#### TASK PROMPT:
Report every line in the listing that contains the string "this".

#### EXERCISE MATERIALS:
——

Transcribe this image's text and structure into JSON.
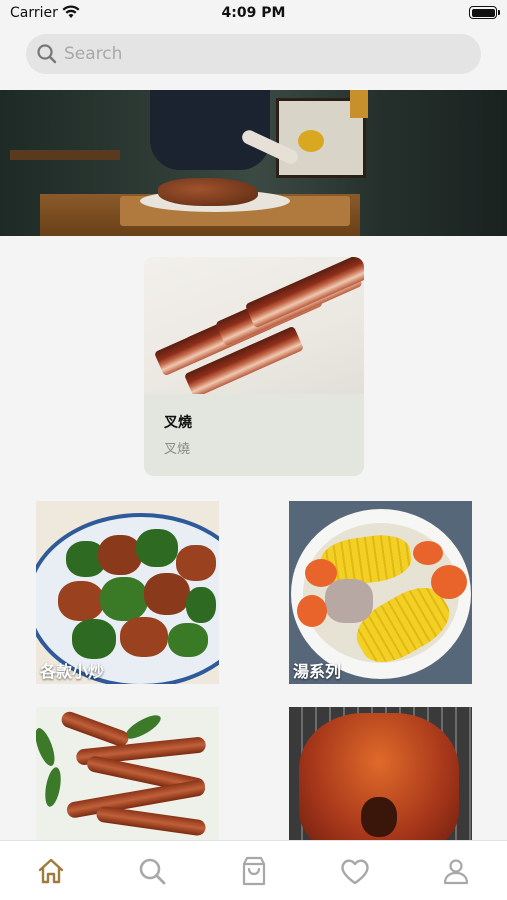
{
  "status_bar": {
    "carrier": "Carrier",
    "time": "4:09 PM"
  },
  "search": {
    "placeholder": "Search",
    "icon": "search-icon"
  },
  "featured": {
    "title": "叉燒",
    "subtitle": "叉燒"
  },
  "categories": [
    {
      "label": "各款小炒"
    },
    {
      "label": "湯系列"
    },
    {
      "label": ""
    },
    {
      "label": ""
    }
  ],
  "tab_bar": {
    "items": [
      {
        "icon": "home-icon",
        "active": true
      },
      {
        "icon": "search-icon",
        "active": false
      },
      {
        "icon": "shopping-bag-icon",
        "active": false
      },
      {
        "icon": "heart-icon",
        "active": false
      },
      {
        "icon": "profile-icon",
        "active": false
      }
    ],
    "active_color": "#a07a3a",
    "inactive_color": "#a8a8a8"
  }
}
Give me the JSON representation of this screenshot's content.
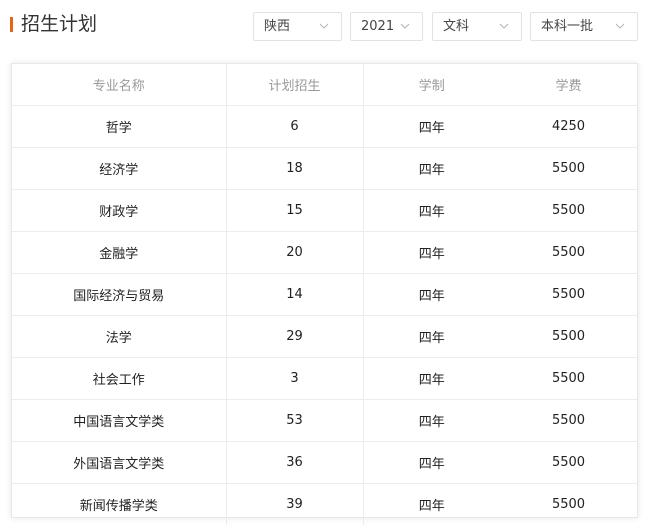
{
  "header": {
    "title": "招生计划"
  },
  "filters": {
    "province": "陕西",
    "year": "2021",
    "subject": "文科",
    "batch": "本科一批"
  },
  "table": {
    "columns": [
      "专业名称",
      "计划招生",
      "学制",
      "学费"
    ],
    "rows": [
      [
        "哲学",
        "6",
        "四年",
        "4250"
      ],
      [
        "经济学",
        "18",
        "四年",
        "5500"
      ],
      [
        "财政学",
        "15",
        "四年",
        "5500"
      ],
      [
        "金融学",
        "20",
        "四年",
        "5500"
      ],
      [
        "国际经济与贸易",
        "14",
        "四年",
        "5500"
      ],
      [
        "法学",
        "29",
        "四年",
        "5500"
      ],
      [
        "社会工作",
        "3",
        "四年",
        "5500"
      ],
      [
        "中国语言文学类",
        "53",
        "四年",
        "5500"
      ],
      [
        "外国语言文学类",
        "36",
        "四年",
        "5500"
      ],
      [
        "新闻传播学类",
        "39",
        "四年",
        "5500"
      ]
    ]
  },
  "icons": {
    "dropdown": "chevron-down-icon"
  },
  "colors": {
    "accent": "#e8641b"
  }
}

——

#### TASK ANSWER:
Transcribe this image's text and structure into JSON.
Give me the JSON representation of this screenshot's content.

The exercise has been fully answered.